INPUT RECORDS:
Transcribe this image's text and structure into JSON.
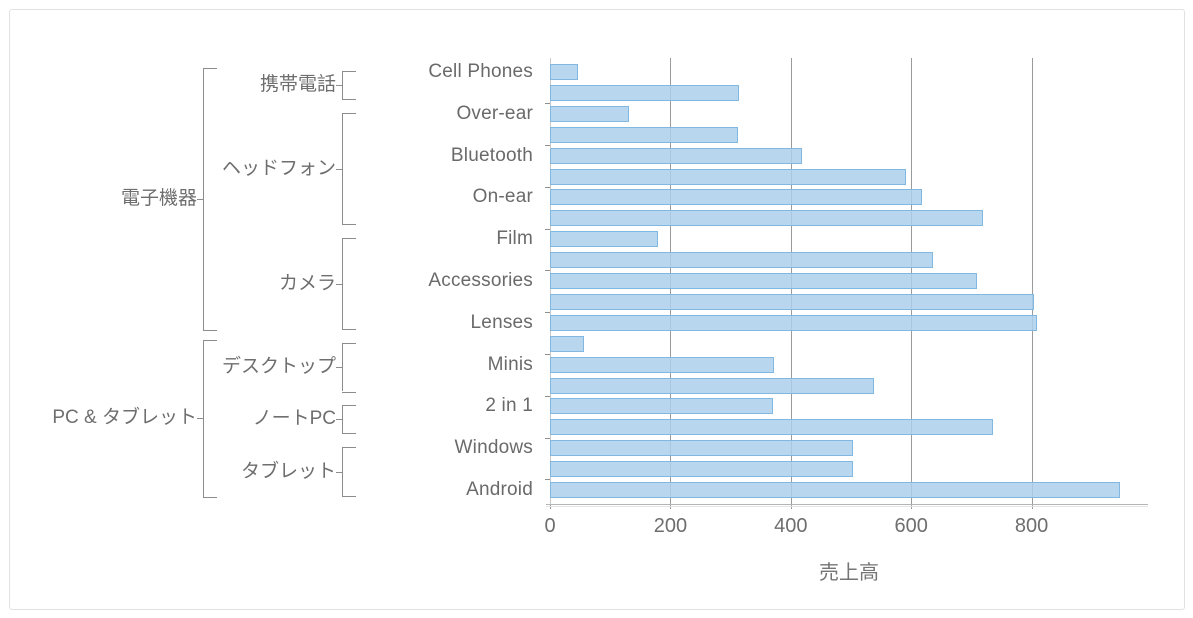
{
  "chart_data": {
    "type": "bar",
    "orientation": "horizontal",
    "title": "",
    "xlabel": "売上高",
    "x_ticks": [
      0,
      200,
      400,
      600,
      800
    ],
    "xlim": [
      0,
      990
    ],
    "grid": true,
    "legend": "none",
    "bar_color": "#abd0ec",
    "bar_border_color": "#7db7e0",
    "rows": [
      {
        "label": "Cell Phones",
        "value": 45
      },
      {
        "label": "",
        "value": 312
      },
      {
        "label": "Over-ear",
        "value": 130
      },
      {
        "label": "",
        "value": 310
      },
      {
        "label": "Bluetooth",
        "value": 417
      },
      {
        "label": "",
        "value": 589
      },
      {
        "label": "On-ear",
        "value": 617
      },
      {
        "label": "",
        "value": 717
      },
      {
        "label": "Film",
        "value": 178
      },
      {
        "label": "",
        "value": 635
      },
      {
        "label": "Accessories",
        "value": 707
      },
      {
        "label": "",
        "value": 803
      },
      {
        "label": "Lenses",
        "value": 807
      },
      {
        "label": "",
        "value": 55
      },
      {
        "label": "Minis",
        "value": 370
      },
      {
        "label": "",
        "value": 537
      },
      {
        "label": "2 in 1",
        "value": 368
      },
      {
        "label": "",
        "value": 734
      },
      {
        "label": "Windows",
        "value": 502
      },
      {
        "label": "",
        "value": 502
      },
      {
        "label": "Android",
        "value": 945
      }
    ],
    "mid_groups": [
      {
        "label": "携帯電話",
        "start": 0,
        "end": 1
      },
      {
        "label": "ヘッドフォン",
        "start": 2,
        "end": 7
      },
      {
        "label": "カメラ",
        "start": 8,
        "end": 12
      },
      {
        "label": "デスクトップ",
        "start": 13,
        "end": 15
      },
      {
        "label": "ノートPC",
        "start": 16,
        "end": 17
      },
      {
        "label": "タブレット",
        "start": 18,
        "end": 20
      }
    ],
    "outer_groups": [
      {
        "label": "電子機器",
        "start": 0,
        "end": 12
      },
      {
        "label": "PC & タブレット",
        "start": 13,
        "end": 20
      }
    ]
  }
}
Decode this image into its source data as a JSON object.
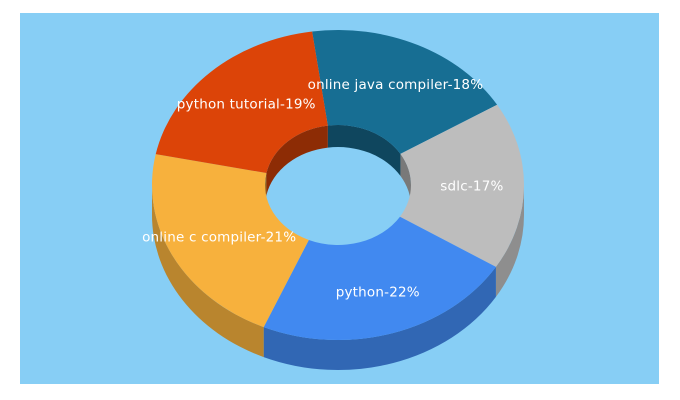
{
  "page": {
    "background_color": "#ffffff"
  },
  "chart": {
    "panel_background_color": "#87CEF5"
  },
  "chart_data": {
    "type": "pie",
    "style": "3d-donut",
    "title": "",
    "legend": "none",
    "unit": "%",
    "label_format": "{label}-{value}%",
    "label_color": "#FFFFFF",
    "start_angle_deg": 98,
    "direction": "clockwise",
    "series": [
      {
        "label": "online java compiler",
        "value": 18,
        "color": "#176E93"
      },
      {
        "label": "sdlc",
        "value": 17,
        "color": "#BDBDBD"
      },
      {
        "label": "python",
        "value": 22,
        "color": "#4189F0"
      },
      {
        "label": "online c compiler",
        "value": 21,
        "color": "#F7B13D"
      },
      {
        "label": "python tutorial",
        "value": 19,
        "color": "#DC4408"
      }
    ]
  }
}
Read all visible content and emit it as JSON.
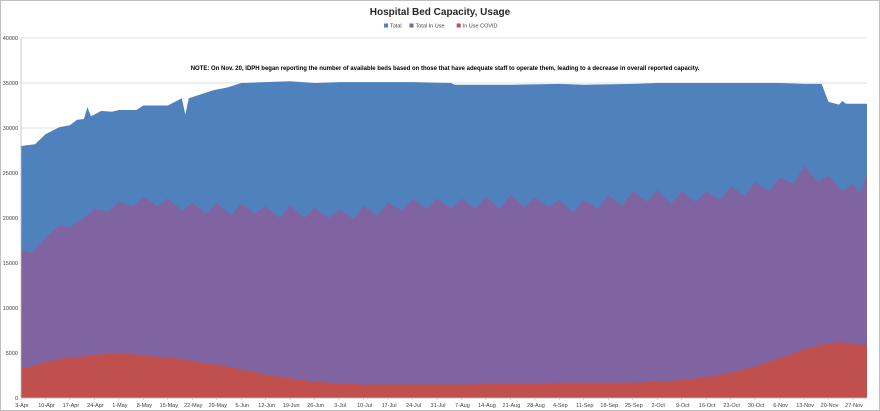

STATED EXERCISE: Extract every line of the data exactly; pictures stay out.

THE COMPLETED TASK:
Transcribe this image's text and structure into JSON.
{
  "chart_data": {
    "type": "bar",
    "orientation": "horizontal",
    "title": "",
    "xlabel": "売上高",
    "x_ticks": [
      0,
      200,
      400,
      600,
      800
    ],
    "xlim": [
      0,
      990
    ],
    "grid": true,
    "legend": "none",
    "bar_color": "#abd0ec",
    "bar_border_color": "#7db7e0",
    "rows": [
      {
        "label": "Cell Phones",
        "value": 45
      },
      {
        "label": "",
        "value": 312
      },
      {
        "label": "Over-ear",
        "value": 130
      },
      {
        "label": "",
        "value": 310
      },
      {
        "label": "Bluetooth",
        "value": 417
      },
      {
        "label": "",
        "value": 589
      },
      {
        "label": "On-ear",
        "value": 617
      },
      {
        "label": "",
        "value": 717
      },
      {
        "label": "Film",
        "value": 178
      },
      {
        "label": "",
        "value": 635
      },
      {
        "label": "Accessories",
        "value": 707
      },
      {
        "label": "",
        "value": 803
      },
      {
        "label": "Lenses",
        "value": 807
      },
      {
        "label": "",
        "value": 55
      },
      {
        "label": "Minis",
        "value": 370
      },
      {
        "label": "",
        "value": 537
      },
      {
        "label": "2 in 1",
        "value": 368
      },
      {
        "label": "",
        "value": 734
      },
      {
        "label": "Windows",
        "value": 502
      },
      {
        "label": "",
        "value": 502
      },
      {
        "label": "Android",
        "value": 945
      }
    ],
    "mid_groups": [
      {
        "label": "携帯電話",
        "start": 0,
        "end": 1
      },
      {
        "label": "ヘッドフォン",
        "start": 2,
        "end": 7
      },
      {
        "label": "カメラ",
        "start": 8,
        "end": 12
      },
      {
        "label": "デスクトップ",
        "start": 13,
        "end": 15
      },
      {
        "label": "ノートPC",
        "start": 16,
        "end": 17
      },
      {
        "label": "タブレット",
        "start": 18,
        "end": 20
      }
    ],
    "outer_groups": [
      {
        "label": "電子機器",
        "start": 0,
        "end": 12
      },
      {
        "label": "PC & タブレット",
        "start": 13,
        "end": 20
      }
    ]
  }
}
Decode this image into its source data as a JSON object.
{
  "page": {
    "background_color": "#ffffff"
  },
  "chart": {
    "panel_background_color": "#87CEF5"
  },
  "chart_data": {
    "type": "pie",
    "style": "3d-donut",
    "title": "",
    "legend": "none",
    "unit": "%",
    "label_format": "{label}-{value}%",
    "label_color": "#FFFFFF",
    "start_angle_deg": 98,
    "direction": "clockwise",
    "series": [
      {
        "label": "online java compiler",
        "value": 18,
        "color": "#176E93"
      },
      {
        "label": "sdlc",
        "value": 17,
        "color": "#BDBDBD"
      },
      {
        "label": "python",
        "value": 22,
        "color": "#4189F0"
      },
      {
        "label": "online c compiler",
        "value": 21,
        "color": "#F7B13D"
      },
      {
        "label": "python tutorial",
        "value": 19,
        "color": "#DC4408"
      }
    ]
  }
}
Read all visible content and emit it as JSON.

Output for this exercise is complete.